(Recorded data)
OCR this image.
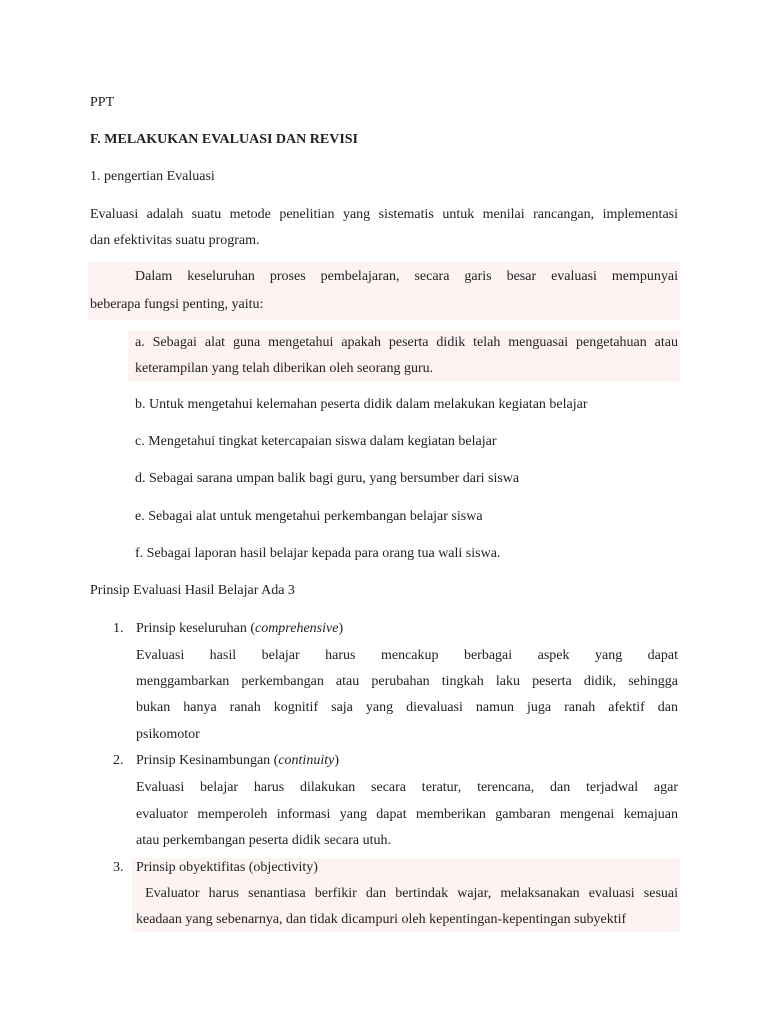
PPT
F. MELAKUKAN EVALUASI DAN REVISI
1. pengertian Evaluasi
Evaluasi adalah suatu metode penelitian yang sistematis untuk menilai rancangan, implementasi
dan efektivitas suatu program.
Dalam keseluruhan proses pembelajaran, secara garis besar evaluasi mempunyai
beberapa fungsi penting, yaitu:
a. Sebagai alat guna mengetahui apakah peserta didik telah menguasai pengetahuan atau
keterampilan yang telah diberikan oleh seorang guru.
b. Untuk mengetahui kelemahan peserta didik dalam melakukan kegiatan belajar
c. Mengetahui tingkat ketercapaian siswa dalam kegiatan belajar
d. Sebagai sarana umpan balik bagi guru, yang bersumber dari siswa
e. Sebagai alat untuk mengetahui perkembangan belajar siswa
f. Sebagai laporan hasil belajar kepada para orang tua wali siswa.
Prinsip Evaluasi Hasil Belajar Ada 3
1. Prinsip keseluruhan (comprehensive)
Evaluasi hasil belajar harus mencakup berbagai aspek yang dapat
menggambarkan perkembangan atau perubahan tingkah laku peserta didik, sehingga
bukan hanya ranah kognitif saja yang dievaluasi namun juga ranah afektif dan
psikomotor
2. Prinsip Kesinambungan (continuity)
Evaluasi belajar harus dilakukan secara teratur, terencana, dan terjadwal agar
evaluator memperoleh informasi yang dapat memberikan gambaran mengenai kemajuan
atau perkembangan peserta didik secara utuh.
3. Prinsip obyektifitas (objectivity)
Evaluator harus senantiasa berfikir dan bertindak wajar, melaksanakan evaluasi sesuai
keadaan yang sebenarnya, dan tidak dicampuri oleh kepentingan-kepentingan subyektif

_What you will do_
Look through the data above. Find each line with the string "atau" and copy it.

_Full solution_
a. Sebagai alat guna mengetahui apakah peserta didik telah menguasai pengetahuan atau
menggambarkan perkembangan atau perubahan tingkah laku peserta didik, sehingga
atau perkembangan peserta didik secara utuh.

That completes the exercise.